What the task requires: Write out each line of the listing as it stands, without the images.

....

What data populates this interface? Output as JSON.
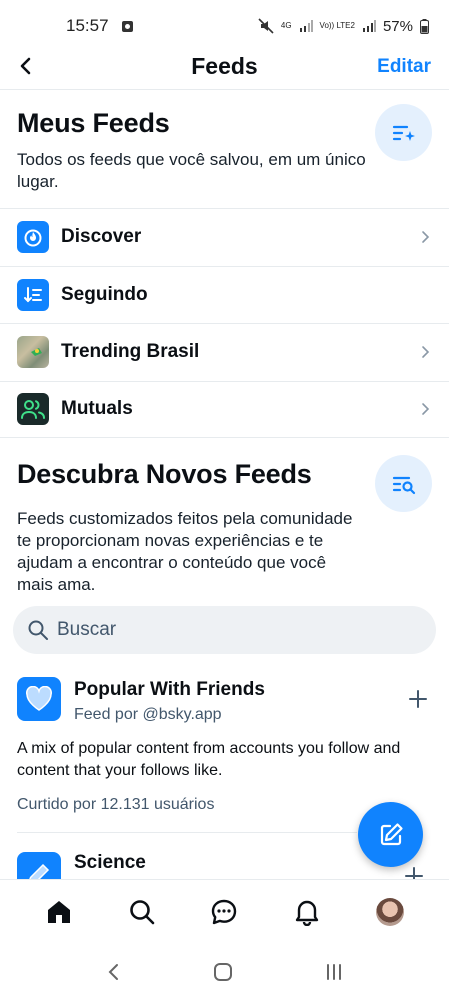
{
  "status_bar": {
    "time": "15:57",
    "network": "4G",
    "volte": "Vo)) LTE2",
    "battery": "57%"
  },
  "header": {
    "title": "Feeds",
    "edit_label": "Editar"
  },
  "my_feeds": {
    "title": "Meus Feeds",
    "description": "Todos os feeds que você salvou, em um único lugar.",
    "items": [
      {
        "label": "Discover",
        "icon": "bluesky-discover-icon",
        "chevron": true
      },
      {
        "label": "Seguindo",
        "icon": "following-sort-icon",
        "chevron": false
      },
      {
        "label": "Trending Brasil",
        "icon": "trending-brasil-thumbnail",
        "chevron": true
      },
      {
        "label": "Mutuals",
        "icon": "mutuals-people-icon",
        "chevron": true
      }
    ]
  },
  "discover": {
    "title": "Descubra Novos Feeds",
    "description": "Feeds customizados feitos pela comunidade te proporcionam novas experiências e te ajudam a encontrar o conteúdo que você mais ama."
  },
  "search": {
    "placeholder": "Buscar"
  },
  "suggested_feeds": [
    {
      "title": "Popular With Friends",
      "subtitle": "Feed por @bsky.app",
      "description": "A mix of popular content from accounts you follow and content that your follows like.",
      "likes": "Curtido por 12.131 usuários"
    },
    {
      "title": "Science"
    }
  ],
  "colors": {
    "accent": "#1083fe",
    "light_accent_bg": "#e4f0fd",
    "divider": "#e7ebee",
    "muted_text": "#42576c"
  }
}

....

Answer in full:
What data populates this interface? Output as JSON.
{
  "status_bar": {
    "time": "15:57",
    "network": "4G",
    "volte": "Vo)) LTE2",
    "battery": "57%"
  },
  "header": {
    "title": "Feeds",
    "edit_label": "Editar"
  },
  "my_feeds": {
    "title": "Meus Feeds",
    "description": "Todos os feeds que você salvou, em um único lugar.",
    "items": [
      {
        "label": "Discover",
        "icon": "bluesky-discover-icon",
        "chevron": true
      },
      {
        "label": "Seguindo",
        "icon": "following-sort-icon",
        "chevron": false
      },
      {
        "label": "Trending Brasil",
        "icon": "trending-brasil-thumbnail",
        "chevron": true
      },
      {
        "label": "Mutuals",
        "icon": "mutuals-people-icon",
        "chevron": true
      }
    ]
  },
  "discover": {
    "title": "Descubra Novos Feeds",
    "description": "Feeds customizados feitos pela comunidade te proporcionam novas experiências e te ajudam a encontrar o conteúdo que você mais ama."
  },
  "search": {
    "placeholder": "Buscar"
  },
  "suggested_feeds": [
    {
      "title": "Popular With Friends",
      "subtitle": "Feed por @bsky.app",
      "description": "A mix of popular content from accounts you follow and content that your follows like.",
      "likes": "Curtido por 12.131 usuários"
    },
    {
      "title": "Science"
    }
  ],
  "colors": {
    "accent": "#1083fe",
    "light_accent_bg": "#e4f0fd",
    "divider": "#e7ebee",
    "muted_text": "#42576c"
  }
}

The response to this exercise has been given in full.